● WHAT THE TASK ASKS:
Put the lines of the records, from the one containing "step-1-text: Place a" through the one containing "lighting-intro: Before lighting", into a Markdown table with the columns Row and Line, leaving out any blank lines.

## BEGIN

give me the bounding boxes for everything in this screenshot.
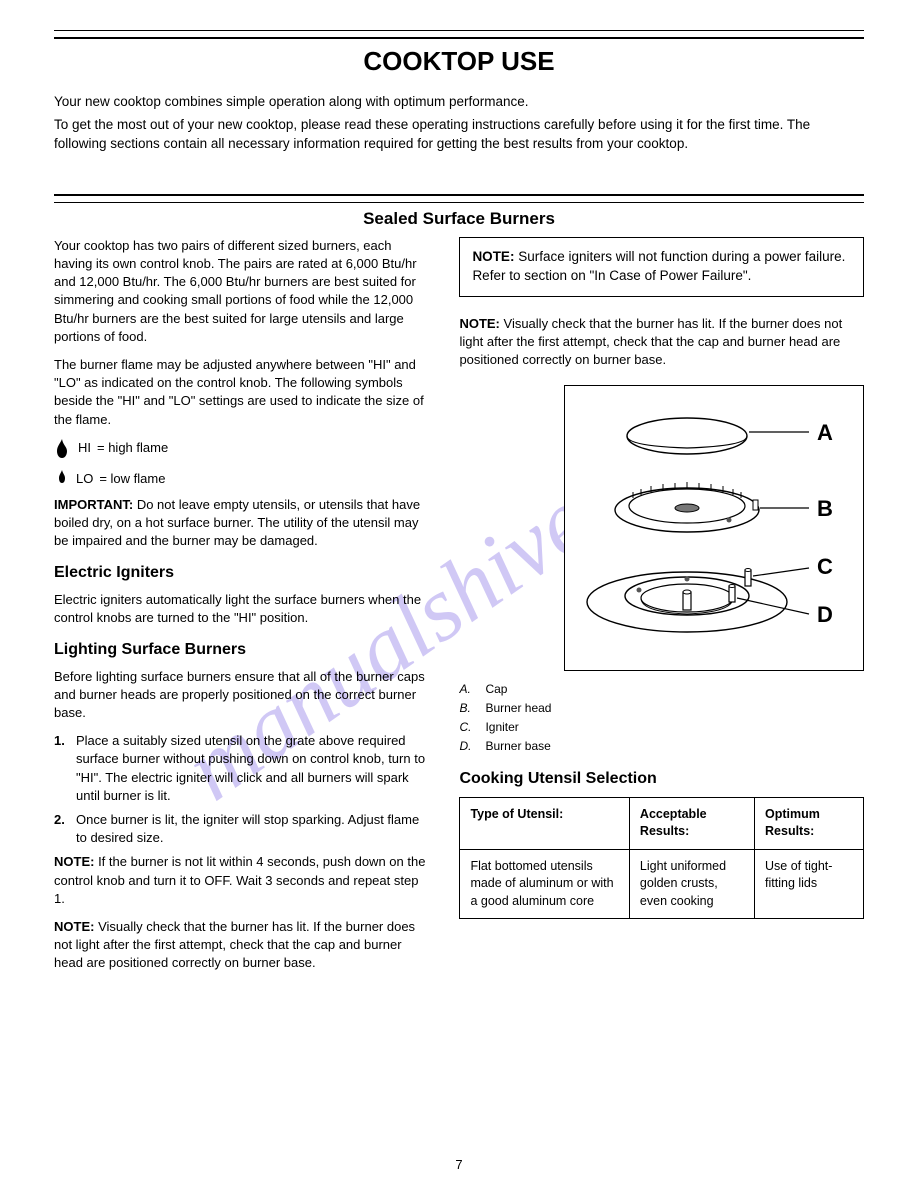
step-1-text: Place a suitably sized utensil on the gr… <box>76 732 427 805</box>
hi-flame-row: HI = high flame <box>54 439 427 462</box>
note-visual-2-text: Visually check that the burner has lit. … <box>459 316 842 367</box>
svg-text:C: C <box>817 554 833 579</box>
note-box-text: Surface igniters will not function durin… <box>472 249 845 283</box>
rule-mid-thin <box>54 202 864 203</box>
section-title: COOKTOP USE <box>54 43 864 79</box>
th-type: Type of Utensil: <box>460 797 629 849</box>
lighting-intro: Before lighting surface burners ensure t… <box>54 668 427 723</box>
lighting-heading: Lighting Surface Burners <box>54 639 427 661</box>
right-column: NOTE: Surface igniters will not function… <box>459 237 864 983</box>
electric-igniters-text: Electric igniters automatically light th… <box>54 591 427 627</box>
sealed-burners-heading: Sealed Surface Burners <box>54 207 864 231</box>
intro-para-1: Your new cooktop combines simple operati… <box>54 93 864 112</box>
note-visual-2-label: NOTE: <box>459 316 499 331</box>
utensil-table: Type of Utensil: Acceptable Results: Opt… <box>459 797 864 920</box>
flame-small-icon <box>54 470 68 486</box>
important-para: IMPORTANT: Do not leave empty utensils, … <box>54 496 427 551</box>
legend-a-key: A. <box>459 681 479 698</box>
step-2: 2. Once burner is lit, the igniter will … <box>54 811 427 847</box>
burner-diagram: A <box>564 385 864 671</box>
utensil-selection-heading: Cooking Utensil Selection <box>459 768 864 790</box>
sealed-para-1: Your cooktop has two pairs of different … <box>54 237 427 346</box>
table-row: Flat bottomed utensils made of aluminum … <box>460 849 864 919</box>
td-optimum: Use of tight-fitting lids <box>755 849 864 919</box>
td-acceptable: Light uniformed golden crusts, even cook… <box>629 849 754 919</box>
note-visual: NOTE: Visually check that the burner has… <box>54 918 427 973</box>
rule-top-thick <box>54 37 864 39</box>
note-box-label: NOTE: <box>472 249 514 264</box>
page-number: 7 <box>455 1156 462 1174</box>
two-column-layout: Your cooktop has two pairs of different … <box>54 237 864 983</box>
step-1: 1. Place a suitably sized utensil on the… <box>54 732 427 805</box>
svg-text:A: A <box>817 420 833 445</box>
step-2-num: 2. <box>54 811 70 847</box>
lighting-steps: 1. Place a suitably sized utensil on the… <box>54 732 427 847</box>
legend-b-val: Burner head <box>485 700 551 717</box>
legend-c-val: Igniter <box>485 719 518 736</box>
th-acceptable: Acceptable Results: <box>629 797 754 849</box>
th-optimum: Optimum Results: <box>755 797 864 849</box>
note-4sec-label: NOTE: <box>54 854 94 869</box>
svg-text:B: B <box>817 496 833 521</box>
svg-text:D: D <box>817 602 833 627</box>
page-content: COOKTOP USE Your new cooktop combines si… <box>54 30 864 982</box>
important-label: IMPORTANT: <box>54 497 133 512</box>
note-visual-2: NOTE: Visually check that the burner has… <box>459 315 864 370</box>
note-4sec: NOTE: If the burner is not lit within 4 … <box>54 853 427 908</box>
legend-a-val: Cap <box>485 681 507 698</box>
diagram-legend: A. Cap B. Burner head C. Igniter D. Burner b… <box>459 681 864 754</box>
lo-label-key: LO <box>76 470 93 488</box>
lo-flame-row: LO = low flame <box>54 470 427 488</box>
step-1-num: 1. <box>54 732 70 805</box>
legend-c-key: C. <box>459 719 479 736</box>
legend-d-key: D. <box>459 738 479 755</box>
hi-label-key: HI <box>78 439 91 457</box>
section-intro: Your new cooktop combines simple operati… <box>54 93 864 154</box>
flame-large-icon <box>54 439 70 462</box>
legend-d-val: Burner base <box>485 738 550 755</box>
td-type: Flat bottomed utensils made of aluminum … <box>460 849 629 919</box>
intro-para-2: To get the most out of your new cooktop,… <box>54 116 864 154</box>
note-visual-text: Visually check that the burner has lit. … <box>54 919 415 970</box>
electric-igniters-heading: Electric Igniters <box>54 562 427 584</box>
step-2-text: Once burner is lit, the igniter will sto… <box>76 811 427 847</box>
lo-label-val: = low flame <box>99 470 165 488</box>
legend-b-key: B. <box>459 700 479 717</box>
hi-label-val: = high flame <box>97 439 168 457</box>
power-failure-note-box: NOTE: Surface igniters will not function… <box>459 237 864 297</box>
sealed-para-2: The burner flame may be adjusted anywher… <box>54 356 427 429</box>
table-row: Type of Utensil: Acceptable Results: Opt… <box>460 797 864 849</box>
note-visual-label: NOTE: <box>54 919 94 934</box>
left-column: Your cooktop has two pairs of different … <box>54 237 427 983</box>
note-4sec-text: If the burner is not lit within 4 second… <box>54 854 425 905</box>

## END

● RESPONSE TO THE EXERCISE:
| Row | Line |
|---|---|
| 1 | step-1-text: Place a suitably sized utensil on the gr… <box>76 732 427 805</box> |
| 2 | hi-flame-row: HI = high flame <box>54 439 427 462</box> |
| 3 | note-visual-2-text: Visually check that the burner has lit. … <box>459 316 842 367</box> |
| 4 | svg-text:C: C <box>817 554 833 579</box> |
| 5 | note-box-text: Surface igniters will not function durin… <box>472 249 845 283</box> |
| 6 | rule-mid-thin <box>54 202 864 203</box> |
| 7 | section-title: COOKTOP USE <box>54 43 864 79</box> |
| 8 | th-type: Type of Utensil: <box>460 797 629 849</box> |
| 9 | lighting-intro: Before lighting surface burners ensure t… <box>54 668 427 723</box> |